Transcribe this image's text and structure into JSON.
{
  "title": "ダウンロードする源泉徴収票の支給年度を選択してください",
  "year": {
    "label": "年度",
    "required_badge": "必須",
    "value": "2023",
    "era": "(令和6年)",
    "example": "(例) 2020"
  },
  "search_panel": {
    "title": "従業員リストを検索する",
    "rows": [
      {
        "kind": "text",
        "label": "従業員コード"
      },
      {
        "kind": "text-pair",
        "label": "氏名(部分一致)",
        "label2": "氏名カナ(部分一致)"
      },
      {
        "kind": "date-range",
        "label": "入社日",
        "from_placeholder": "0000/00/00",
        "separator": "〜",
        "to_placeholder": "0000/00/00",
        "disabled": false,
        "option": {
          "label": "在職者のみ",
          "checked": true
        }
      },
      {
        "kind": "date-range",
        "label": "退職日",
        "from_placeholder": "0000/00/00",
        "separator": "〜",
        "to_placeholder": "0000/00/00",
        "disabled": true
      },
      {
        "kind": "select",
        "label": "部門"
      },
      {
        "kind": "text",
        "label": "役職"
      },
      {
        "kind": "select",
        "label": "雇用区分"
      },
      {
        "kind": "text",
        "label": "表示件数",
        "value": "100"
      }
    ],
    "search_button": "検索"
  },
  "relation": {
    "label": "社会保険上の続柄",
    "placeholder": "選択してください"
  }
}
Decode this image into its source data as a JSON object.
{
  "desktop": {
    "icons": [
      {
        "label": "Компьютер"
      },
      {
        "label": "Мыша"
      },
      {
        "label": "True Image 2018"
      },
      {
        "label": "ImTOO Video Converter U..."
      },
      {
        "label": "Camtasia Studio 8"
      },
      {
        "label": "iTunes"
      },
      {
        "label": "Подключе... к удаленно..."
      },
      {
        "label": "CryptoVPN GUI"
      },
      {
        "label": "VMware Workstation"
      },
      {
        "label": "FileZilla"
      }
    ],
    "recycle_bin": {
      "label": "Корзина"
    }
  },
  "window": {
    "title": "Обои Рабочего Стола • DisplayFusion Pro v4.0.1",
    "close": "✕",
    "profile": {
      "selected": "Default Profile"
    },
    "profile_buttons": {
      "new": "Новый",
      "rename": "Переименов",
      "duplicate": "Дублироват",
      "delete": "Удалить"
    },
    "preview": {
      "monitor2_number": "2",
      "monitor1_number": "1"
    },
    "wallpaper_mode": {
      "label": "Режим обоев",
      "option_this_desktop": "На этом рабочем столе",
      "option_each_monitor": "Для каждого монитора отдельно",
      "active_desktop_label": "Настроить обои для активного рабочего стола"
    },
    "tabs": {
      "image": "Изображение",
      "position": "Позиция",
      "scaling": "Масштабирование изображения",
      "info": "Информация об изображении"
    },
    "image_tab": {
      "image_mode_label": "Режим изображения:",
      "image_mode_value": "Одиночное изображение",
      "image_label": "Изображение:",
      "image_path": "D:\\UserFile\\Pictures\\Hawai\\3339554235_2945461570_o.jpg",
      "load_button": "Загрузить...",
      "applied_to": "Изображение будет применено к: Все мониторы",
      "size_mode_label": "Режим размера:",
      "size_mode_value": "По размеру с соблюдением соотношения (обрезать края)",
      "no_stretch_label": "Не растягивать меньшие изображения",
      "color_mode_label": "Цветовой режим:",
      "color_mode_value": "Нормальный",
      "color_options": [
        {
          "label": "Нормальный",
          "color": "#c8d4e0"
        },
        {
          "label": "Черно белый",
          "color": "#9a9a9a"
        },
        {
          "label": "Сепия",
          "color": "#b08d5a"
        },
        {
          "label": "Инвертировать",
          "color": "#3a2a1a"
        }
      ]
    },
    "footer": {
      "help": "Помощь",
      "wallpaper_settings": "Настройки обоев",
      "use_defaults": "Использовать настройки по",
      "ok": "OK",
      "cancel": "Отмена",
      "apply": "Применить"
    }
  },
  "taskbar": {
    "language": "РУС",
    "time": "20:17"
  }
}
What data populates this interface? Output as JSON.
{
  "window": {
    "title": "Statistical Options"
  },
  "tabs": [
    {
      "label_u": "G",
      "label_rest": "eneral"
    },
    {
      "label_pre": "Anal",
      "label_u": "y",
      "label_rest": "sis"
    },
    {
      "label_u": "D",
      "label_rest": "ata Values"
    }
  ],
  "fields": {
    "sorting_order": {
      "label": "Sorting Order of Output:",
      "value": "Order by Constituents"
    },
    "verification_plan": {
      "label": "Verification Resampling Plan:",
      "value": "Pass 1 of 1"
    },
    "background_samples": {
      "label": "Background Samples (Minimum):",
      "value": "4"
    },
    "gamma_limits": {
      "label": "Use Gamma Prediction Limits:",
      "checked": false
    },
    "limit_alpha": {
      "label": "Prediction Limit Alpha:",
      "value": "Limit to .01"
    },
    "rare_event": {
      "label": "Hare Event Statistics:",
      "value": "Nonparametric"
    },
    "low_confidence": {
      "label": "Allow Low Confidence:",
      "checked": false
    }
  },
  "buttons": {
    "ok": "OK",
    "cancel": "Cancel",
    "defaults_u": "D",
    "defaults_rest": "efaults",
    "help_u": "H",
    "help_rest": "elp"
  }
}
________
EXERCISE DIRECTIONS: Locate all lines holding the word "title", then copy them out.

RESULT:
  "title": "ダウンロードする源泉徴収票の支給年度を選択してください",
    "title": "従業員リストを検索する",
    "title": "Обои Рабочего Стола • DisplayFusion Pro v4.0.1",
    "title": "Statistical Options"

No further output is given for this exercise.